• [REQUIREMENT]:
Could you copy every line from the material below in which "Center" appears?

• [SUPPLIED INFORMATION]:
● ● ●

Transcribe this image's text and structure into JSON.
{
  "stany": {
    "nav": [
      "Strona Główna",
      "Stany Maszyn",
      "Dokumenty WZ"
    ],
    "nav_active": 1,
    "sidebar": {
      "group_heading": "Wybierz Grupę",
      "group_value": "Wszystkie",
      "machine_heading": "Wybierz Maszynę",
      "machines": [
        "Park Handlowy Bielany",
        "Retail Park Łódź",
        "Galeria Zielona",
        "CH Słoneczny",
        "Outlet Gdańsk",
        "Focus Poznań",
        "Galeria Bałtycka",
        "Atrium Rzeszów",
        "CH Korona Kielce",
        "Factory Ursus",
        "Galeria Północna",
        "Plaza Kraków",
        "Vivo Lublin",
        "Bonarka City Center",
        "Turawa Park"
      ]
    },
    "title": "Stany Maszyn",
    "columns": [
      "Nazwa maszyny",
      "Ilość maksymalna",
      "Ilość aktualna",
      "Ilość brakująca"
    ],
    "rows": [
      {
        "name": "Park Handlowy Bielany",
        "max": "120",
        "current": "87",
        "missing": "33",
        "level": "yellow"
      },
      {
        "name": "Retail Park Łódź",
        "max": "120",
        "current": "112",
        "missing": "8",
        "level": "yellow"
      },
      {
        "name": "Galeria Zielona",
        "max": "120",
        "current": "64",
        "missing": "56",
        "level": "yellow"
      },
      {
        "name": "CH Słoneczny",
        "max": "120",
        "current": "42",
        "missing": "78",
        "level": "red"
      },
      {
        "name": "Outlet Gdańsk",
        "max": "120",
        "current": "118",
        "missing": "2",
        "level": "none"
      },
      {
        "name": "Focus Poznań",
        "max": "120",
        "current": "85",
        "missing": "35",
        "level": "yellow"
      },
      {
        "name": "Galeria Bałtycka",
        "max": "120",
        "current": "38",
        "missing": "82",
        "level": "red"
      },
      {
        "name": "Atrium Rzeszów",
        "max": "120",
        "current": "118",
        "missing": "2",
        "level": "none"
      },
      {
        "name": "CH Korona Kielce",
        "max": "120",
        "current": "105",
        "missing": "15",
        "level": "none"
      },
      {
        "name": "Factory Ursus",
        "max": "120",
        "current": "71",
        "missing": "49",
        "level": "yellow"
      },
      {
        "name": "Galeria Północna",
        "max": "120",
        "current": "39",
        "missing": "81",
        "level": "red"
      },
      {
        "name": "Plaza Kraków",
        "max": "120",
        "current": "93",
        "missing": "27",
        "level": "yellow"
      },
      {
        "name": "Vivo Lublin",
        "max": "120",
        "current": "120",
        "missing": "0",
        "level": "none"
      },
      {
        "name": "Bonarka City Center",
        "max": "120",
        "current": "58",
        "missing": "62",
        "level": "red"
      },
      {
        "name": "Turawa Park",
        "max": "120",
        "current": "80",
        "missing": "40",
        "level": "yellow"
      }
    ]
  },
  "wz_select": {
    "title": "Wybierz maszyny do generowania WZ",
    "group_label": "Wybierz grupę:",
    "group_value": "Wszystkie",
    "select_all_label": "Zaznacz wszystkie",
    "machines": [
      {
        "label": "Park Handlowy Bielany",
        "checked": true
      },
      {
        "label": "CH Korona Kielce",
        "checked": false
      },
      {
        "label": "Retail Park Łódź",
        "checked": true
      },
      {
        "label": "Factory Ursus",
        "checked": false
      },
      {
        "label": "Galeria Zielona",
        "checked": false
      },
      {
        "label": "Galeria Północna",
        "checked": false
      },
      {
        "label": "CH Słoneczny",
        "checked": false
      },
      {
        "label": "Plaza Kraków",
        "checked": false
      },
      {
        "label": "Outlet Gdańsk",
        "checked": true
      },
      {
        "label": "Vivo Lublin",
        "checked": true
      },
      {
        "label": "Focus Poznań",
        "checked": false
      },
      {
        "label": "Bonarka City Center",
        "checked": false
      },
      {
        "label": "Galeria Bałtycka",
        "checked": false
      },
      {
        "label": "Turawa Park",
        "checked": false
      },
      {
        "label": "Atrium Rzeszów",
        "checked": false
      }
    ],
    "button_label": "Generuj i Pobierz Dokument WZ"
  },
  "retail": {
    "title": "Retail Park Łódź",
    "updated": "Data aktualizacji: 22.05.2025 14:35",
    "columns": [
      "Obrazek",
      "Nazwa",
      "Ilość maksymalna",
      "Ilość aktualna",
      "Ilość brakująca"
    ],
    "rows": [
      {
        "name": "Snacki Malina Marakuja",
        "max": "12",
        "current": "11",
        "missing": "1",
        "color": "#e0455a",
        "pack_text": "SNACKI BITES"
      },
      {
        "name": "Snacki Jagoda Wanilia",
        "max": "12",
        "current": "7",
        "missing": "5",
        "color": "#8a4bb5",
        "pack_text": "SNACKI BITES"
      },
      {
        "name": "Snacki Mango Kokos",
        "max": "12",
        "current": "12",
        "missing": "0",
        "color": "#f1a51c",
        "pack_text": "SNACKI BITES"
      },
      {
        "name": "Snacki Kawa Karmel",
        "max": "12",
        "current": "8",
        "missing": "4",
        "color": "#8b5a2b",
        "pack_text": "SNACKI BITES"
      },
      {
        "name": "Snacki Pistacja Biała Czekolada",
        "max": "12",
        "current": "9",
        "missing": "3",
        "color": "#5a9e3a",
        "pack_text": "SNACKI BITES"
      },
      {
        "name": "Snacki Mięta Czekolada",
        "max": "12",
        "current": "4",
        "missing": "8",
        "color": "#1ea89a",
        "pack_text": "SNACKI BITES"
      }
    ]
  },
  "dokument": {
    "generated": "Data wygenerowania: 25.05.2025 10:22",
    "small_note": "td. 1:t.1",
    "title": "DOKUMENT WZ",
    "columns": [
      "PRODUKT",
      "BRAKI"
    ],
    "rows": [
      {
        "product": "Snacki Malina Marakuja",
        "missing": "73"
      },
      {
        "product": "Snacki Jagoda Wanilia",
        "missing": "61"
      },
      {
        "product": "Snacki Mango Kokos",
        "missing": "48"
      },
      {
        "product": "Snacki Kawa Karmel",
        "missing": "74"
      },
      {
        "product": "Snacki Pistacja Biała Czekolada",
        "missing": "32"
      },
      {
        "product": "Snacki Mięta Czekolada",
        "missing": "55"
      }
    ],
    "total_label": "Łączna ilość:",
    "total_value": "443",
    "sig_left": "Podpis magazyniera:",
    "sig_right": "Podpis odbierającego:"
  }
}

● ● ●

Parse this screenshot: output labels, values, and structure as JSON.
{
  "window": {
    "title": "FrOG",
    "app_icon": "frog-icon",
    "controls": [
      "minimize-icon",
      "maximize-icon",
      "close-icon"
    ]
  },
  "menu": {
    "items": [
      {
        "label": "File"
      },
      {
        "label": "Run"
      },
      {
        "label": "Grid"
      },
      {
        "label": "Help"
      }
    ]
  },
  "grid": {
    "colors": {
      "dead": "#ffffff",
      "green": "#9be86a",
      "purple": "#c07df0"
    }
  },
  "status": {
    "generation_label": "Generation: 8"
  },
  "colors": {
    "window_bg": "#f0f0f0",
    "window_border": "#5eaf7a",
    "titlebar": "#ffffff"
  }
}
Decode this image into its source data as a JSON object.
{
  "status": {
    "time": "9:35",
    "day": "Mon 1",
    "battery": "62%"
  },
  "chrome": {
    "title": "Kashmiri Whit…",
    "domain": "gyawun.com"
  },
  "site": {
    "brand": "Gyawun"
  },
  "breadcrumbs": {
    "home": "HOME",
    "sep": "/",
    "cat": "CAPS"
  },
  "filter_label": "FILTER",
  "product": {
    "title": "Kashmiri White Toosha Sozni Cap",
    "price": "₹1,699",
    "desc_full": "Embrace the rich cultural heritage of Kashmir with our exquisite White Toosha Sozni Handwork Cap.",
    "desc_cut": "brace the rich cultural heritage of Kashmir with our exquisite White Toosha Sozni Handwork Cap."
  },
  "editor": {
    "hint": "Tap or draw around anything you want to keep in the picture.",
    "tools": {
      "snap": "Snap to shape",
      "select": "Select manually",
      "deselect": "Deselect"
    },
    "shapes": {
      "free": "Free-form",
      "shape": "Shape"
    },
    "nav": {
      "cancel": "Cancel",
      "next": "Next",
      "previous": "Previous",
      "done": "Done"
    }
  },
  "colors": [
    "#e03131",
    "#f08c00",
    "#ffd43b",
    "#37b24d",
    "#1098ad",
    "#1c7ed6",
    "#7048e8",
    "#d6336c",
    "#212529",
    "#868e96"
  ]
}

● ● ●

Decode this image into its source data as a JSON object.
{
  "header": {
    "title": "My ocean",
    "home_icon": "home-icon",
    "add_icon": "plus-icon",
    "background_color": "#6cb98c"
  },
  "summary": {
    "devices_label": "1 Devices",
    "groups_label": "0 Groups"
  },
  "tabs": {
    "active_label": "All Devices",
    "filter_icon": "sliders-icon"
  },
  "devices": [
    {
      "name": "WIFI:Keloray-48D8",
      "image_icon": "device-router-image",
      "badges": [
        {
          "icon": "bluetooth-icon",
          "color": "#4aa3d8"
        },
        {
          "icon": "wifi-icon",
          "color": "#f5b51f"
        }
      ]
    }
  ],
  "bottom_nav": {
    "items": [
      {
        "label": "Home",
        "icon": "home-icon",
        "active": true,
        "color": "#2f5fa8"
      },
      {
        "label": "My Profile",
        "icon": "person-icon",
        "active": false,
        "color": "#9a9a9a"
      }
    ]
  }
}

● ● ●

• [WORKED SOLUTION]:
        "Bonarka City Center",
        "name": "Bonarka City Center",
        "label": "Bonarka City Center",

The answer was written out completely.